**Task to carry out**
Your task is to repeat all of the material exactly.

**Given entries**
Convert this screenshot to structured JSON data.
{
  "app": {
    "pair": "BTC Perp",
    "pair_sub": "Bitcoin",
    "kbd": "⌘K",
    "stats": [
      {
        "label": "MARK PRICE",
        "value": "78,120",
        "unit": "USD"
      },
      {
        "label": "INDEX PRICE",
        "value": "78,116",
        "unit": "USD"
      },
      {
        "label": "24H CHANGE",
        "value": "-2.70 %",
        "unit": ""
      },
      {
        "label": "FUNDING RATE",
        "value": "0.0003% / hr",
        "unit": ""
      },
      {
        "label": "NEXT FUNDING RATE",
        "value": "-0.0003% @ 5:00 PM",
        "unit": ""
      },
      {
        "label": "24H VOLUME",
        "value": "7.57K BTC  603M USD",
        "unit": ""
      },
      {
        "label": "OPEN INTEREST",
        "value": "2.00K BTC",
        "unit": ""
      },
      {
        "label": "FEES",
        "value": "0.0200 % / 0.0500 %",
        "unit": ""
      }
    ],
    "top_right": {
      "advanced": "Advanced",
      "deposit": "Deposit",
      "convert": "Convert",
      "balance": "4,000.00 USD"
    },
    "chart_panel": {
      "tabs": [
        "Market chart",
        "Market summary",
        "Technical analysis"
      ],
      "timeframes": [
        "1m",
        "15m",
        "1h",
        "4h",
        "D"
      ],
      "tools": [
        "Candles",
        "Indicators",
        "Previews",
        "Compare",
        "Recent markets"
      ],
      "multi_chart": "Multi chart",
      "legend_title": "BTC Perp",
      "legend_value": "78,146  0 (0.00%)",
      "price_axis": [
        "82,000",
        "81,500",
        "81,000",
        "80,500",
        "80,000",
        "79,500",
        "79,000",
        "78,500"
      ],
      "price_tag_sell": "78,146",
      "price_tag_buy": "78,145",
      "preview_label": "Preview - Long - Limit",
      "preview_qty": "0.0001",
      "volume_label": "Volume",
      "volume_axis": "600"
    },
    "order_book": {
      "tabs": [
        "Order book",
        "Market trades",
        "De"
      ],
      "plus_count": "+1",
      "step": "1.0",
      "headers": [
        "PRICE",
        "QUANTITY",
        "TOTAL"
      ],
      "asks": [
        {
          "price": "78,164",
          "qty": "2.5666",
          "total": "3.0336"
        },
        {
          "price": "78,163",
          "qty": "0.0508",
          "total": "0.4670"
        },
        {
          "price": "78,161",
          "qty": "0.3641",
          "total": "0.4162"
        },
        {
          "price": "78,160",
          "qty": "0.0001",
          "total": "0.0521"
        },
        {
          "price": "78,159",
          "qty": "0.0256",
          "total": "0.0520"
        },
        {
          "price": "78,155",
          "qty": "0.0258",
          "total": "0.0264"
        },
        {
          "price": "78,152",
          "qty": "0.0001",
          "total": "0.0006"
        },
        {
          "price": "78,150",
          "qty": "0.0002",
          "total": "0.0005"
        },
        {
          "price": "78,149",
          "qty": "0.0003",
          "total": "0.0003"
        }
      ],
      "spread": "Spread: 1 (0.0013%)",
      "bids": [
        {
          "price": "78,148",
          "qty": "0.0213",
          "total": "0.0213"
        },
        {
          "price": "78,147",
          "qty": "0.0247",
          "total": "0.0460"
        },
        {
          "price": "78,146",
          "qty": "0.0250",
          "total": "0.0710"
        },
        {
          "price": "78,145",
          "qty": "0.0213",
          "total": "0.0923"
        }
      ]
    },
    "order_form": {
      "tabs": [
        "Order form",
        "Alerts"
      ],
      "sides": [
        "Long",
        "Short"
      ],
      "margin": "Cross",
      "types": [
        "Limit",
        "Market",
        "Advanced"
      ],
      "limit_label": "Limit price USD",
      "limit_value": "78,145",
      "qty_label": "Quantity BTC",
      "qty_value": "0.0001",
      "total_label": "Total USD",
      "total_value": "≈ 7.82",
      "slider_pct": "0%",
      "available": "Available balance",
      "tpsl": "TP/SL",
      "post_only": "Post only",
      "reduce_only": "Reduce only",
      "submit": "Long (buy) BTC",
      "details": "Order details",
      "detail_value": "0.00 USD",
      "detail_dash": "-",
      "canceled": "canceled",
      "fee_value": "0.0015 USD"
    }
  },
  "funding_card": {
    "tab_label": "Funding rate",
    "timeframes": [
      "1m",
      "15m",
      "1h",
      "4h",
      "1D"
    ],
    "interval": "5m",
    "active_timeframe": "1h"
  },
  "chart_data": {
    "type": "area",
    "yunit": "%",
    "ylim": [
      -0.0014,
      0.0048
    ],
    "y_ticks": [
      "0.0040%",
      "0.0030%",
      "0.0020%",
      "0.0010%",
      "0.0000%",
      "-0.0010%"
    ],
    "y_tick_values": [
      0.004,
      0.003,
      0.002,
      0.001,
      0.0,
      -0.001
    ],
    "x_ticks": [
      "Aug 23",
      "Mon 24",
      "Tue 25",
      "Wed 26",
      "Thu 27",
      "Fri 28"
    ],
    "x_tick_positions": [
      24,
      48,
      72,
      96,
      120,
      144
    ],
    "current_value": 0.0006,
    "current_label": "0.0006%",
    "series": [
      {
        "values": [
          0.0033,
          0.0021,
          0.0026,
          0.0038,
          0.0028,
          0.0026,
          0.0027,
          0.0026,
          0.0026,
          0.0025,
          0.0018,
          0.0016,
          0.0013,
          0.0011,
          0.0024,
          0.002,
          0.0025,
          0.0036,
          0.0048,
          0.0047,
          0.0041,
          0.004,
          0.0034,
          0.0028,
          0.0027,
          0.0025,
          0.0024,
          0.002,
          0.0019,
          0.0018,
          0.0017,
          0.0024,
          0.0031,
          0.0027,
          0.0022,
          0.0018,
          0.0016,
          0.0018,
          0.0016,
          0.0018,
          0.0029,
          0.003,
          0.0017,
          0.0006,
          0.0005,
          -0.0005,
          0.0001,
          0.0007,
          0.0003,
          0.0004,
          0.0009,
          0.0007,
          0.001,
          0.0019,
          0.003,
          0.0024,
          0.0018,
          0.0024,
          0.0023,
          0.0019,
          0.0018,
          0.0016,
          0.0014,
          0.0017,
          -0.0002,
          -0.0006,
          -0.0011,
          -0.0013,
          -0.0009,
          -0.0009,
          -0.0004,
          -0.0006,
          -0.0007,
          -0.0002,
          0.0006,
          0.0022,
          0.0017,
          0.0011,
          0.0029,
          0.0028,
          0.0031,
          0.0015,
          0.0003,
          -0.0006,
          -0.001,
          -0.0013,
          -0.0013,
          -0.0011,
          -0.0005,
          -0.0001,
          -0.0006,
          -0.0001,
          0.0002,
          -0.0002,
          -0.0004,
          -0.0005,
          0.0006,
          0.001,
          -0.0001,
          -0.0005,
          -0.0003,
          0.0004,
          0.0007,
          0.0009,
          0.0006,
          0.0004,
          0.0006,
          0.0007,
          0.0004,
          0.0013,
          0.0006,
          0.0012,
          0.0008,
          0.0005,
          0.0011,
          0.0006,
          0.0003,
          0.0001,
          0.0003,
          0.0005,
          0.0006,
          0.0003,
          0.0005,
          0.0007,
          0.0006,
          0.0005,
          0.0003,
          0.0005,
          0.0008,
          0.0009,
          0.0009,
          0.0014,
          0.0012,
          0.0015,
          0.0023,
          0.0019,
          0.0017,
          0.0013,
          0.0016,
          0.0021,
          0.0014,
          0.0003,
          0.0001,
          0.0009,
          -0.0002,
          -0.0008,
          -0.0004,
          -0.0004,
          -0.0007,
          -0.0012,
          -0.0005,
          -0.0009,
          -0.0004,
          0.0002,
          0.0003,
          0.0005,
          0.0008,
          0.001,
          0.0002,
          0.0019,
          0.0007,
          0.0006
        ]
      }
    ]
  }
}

**Solution to the exercise**
Convert this screenshot to structured JSON data.
{
  "app": {
    "pair": "BTC Perp",
    "pair_sub": "Bitcoin",
    "kbd": "⌘K",
    "stats": [
      {
        "label": "MARK PRICE",
        "value": "78,120",
        "unit": "USD"
      },
      {
        "label": "INDEX PRICE",
        "value": "78,116",
        "unit": "USD"
      },
      {
        "label": "24H CHANGE",
        "value": "-2.70 %",
        "unit": ""
      },
      {
        "label": "FUNDING RATE",
        "value": "0.0003% / hr",
        "unit": ""
      },
      {
        "label": "NEXT FUNDING RATE",
        "value": "-0.0003% @ 5:00 PM",
        "unit": ""
      },
      {
        "label": "24H VOLUME",
        "value": "7.57K BTC  603M USD",
        "unit": ""
      },
      {
        "label": "OPEN INTEREST",
        "value": "2.00K BTC",
        "unit": ""
      },
      {
        "label": "FEES",
        "value": "0.0200 % / 0.0500 %",
        "unit": ""
      }
    ],
    "top_right": {
      "advanced": "Advanced",
      "deposit": "Deposit",
      "convert": "Convert",
      "balance": "4,000.00 USD"
    },
    "chart_panel": {
      "tabs": [
        "Market chart",
        "Market summary",
        "Technical analysis"
      ],
      "timeframes": [
        "1m",
        "15m",
        "1h",
        "4h",
        "D"
      ],
      "tools": [
        "Candles",
        "Indicators",
        "Previews",
        "Compare",
        "Recent markets"
      ],
      "multi_chart": "Multi chart",
      "legend_title": "BTC Perp",
      "legend_value": "78,146  0 (0.00%)",
      "price_axis": [
        "82,000",
        "81,500",
        "81,000",
        "80,500",
        "80,000",
        "79,500",
        "79,000",
        "78,500"
      ],
      "price_tag_sell": "78,146",
      "price_tag_buy": "78,145",
      "preview_label": "Preview - Long - Limit",
      "preview_qty": "0.0001",
      "volume_label": "Volume",
      "volume_axis": "600"
    },
    "order_book": {
      "tabs": [
        "Order book",
        "Market trades",
        "De"
      ],
      "plus_count": "+1",
      "step": "1.0",
      "headers": [
        "PRICE",
        "QUANTITY",
        "TOTAL"
      ],
      "asks": [
        {
          "price": "78,164",
          "qty": "2.5666",
          "total": "3.0336"
        },
        {
          "price": "78,163",
          "qty": "0.0508",
          "total": "0.4670"
        },
        {
          "price": "78,161",
          "qty": "0.3641",
          "total": "0.4162"
        },
        {
          "price": "78,160",
          "qty": "0.0001",
          "total": "0.0521"
        },
        {
          "price": "78,159",
          "qty": "0.0256",
          "total": "0.0520"
        },
        {
          "price": "78,155",
          "qty": "0.0258",
          "total": "0.0264"
        },
        {
          "price": "78,152",
          "qty": "0.0001",
          "total": "0.0006"
        },
        {
          "price": "78,150",
          "qty": "0.0002",
          "total": "0.0005"
        },
        {
          "price": "78,149",
          "qty": "0.0003",
          "total": "0.0003"
        }
      ],
      "spread": "Spread: 1 (0.0013%)",
      "bids": [
        {
          "price": "78,148",
          "qty": "0.0213",
          "total": "0.0213"
        },
        {
          "price": "78,147",
          "qty": "0.0247",
          "total": "0.0460"
        },
        {
          "price": "78,146",
          "qty": "0.0250",
          "total": "0.0710"
        },
        {
          "price": "78,145",
          "qty": "0.0213",
          "total": "0.0923"
        }
      ]
    },
    "order_form": {
      "tabs": [
        "Order form",
        "Alerts"
      ],
      "sides": [
        "Long",
        "Short"
      ],
      "margin": "Cross",
      "types": [
        "Limit",
        "Market",
        "Advanced"
      ],
      "limit_label": "Limit price USD",
      "limit_value": "78,145",
      "qty_label": "Quantity BTC",
      "qty_value": "0.0001",
      "total_label": "Total USD",
      "total_value": "≈ 7.82",
      "slider_pct": "0%",
      "available": "Available balance",
      "tpsl": "TP/SL",
      "post_only": "Post only",
      "reduce_only": "Reduce only",
      "submit": "Long (buy) BTC",
      "details": "Order details",
      "detail_value": "0.00 USD",
      "detail_dash": "-",
      "canceled": "canceled",
      "fee_value": "0.0015 USD"
    }
  },
  "funding_card": {
    "tab_label": "Funding rate",
    "timeframes": [
      "1m",
      "15m",
      "1h",
      "4h",
      "1D"
    ],
    "interval": "5m",
    "active_timeframe": "1h"
  },
  "chart_data": {
    "type": "area",
    "yunit": "%",
    "ylim": [
      -0.0014,
      0.0048
    ],
    "y_ticks": [
      "0.0040%",
      "0.0030%",
      "0.0020%",
      "0.0010%",
      "0.0000%",
      "-0.0010%"
    ],
    "y_tick_values": [
      0.004,
      0.003,
      0.002,
      0.001,
      0.0,
      -0.001
    ],
    "x_ticks": [
      "Aug 23",
      "Mon 24",
      "Tue 25",
      "Wed 26",
      "Thu 27",
      "Fri 28"
    ],
    "x_tick_positions": [
      24,
      48,
      72,
      96,
      120,
      144
    ],
    "current_value": 0.0006,
    "current_label": "0.0006%",
    "series": [
      {
        "values": [
          0.0033,
          0.0021,
          0.0026,
          0.0038,
          0.0028,
          0.0026,
          0.0027,
          0.0026,
          0.0026,
          0.0025,
          0.0018,
          0.0016,
          0.0013,
          0.0011,
          0.0024,
          0.002,
          0.0025,
          0.0036,
          0.0048,
          0.0047,
          0.0041,
          0.004,
          0.0034,
          0.0028,
          0.0027,
          0.0025,
          0.0024,
          0.002,
          0.0019,
          0.0018,
          0.0017,
          0.0024,
          0.0031,
          0.0027,
          0.0022,
          0.0018,
          0.0016,
          0.0018,
          0.0016,
          0.0018,
          0.0029,
          0.003,
          0.0017,
          0.0006,
          0.0005,
          -0.0005,
          0.0001,
          0.0007,
          0.0003,
          0.0004,
          0.0009,
          0.0007,
          0.001,
          0.0019,
          0.003,
          0.0024,
          0.0018,
          0.0024,
          0.0023,
          0.0019,
          0.0018,
          0.0016,
          0.0014,
          0.0017,
          -0.0002,
          -0.0006,
          -0.0011,
          -0.0013,
          -0.0009,
          -0.0009,
          -0.0004,
          -0.0006,
          -0.0007,
          -0.0002,
          0.0006,
          0.0022,
          0.0017,
          0.0011,
          0.0029,
          0.0028,
          0.0031,
          0.0015,
          0.0003,
          -0.0006,
          -0.001,
          -0.0013,
          -0.0013,
          -0.0011,
          -0.0005,
          -0.0001,
          -0.0006,
          -0.0001,
          0.0002,
          -0.0002,
          -0.0004,
          -0.0005,
          0.0006,
          0.001,
          -0.0001,
          -0.0005,
          -0.0003,
          0.0004,
          0.0007,
          0.0009,
          0.0006,
          0.0004,
          0.0006,
          0.0007,
          0.0004,
          0.0013,
          0.0006,
          0.0012,
          0.0008,
          0.0005,
          0.0011,
          0.0006,
          0.0003,
          0.0001,
          0.0003,
          0.0005,
          0.0006,
          0.0003,
          0.0005,
          0.0007,
          0.0006,
          0.0005,
          0.0003,
          0.0005,
          0.0008,
          0.0009,
          0.0009,
          0.0014,
          0.0012,
          0.0015,
          0.0023,
          0.0019,
          0.0017,
          0.0013,
          0.0016,
          0.0021,
          0.0014,
          0.0003,
          0.0001,
          0.0009,
          -0.0002,
          -0.0008,
          -0.0004,
          -0.0004,
          -0.0007,
          -0.0012,
          -0.0005,
          -0.0009,
          -0.0004,
          0.0002,
          0.0003,
          0.0005,
          0.0008,
          0.001,
          0.0002,
          0.0019,
          0.0007,
          0.0006
        ]
      }
    ]
  }
}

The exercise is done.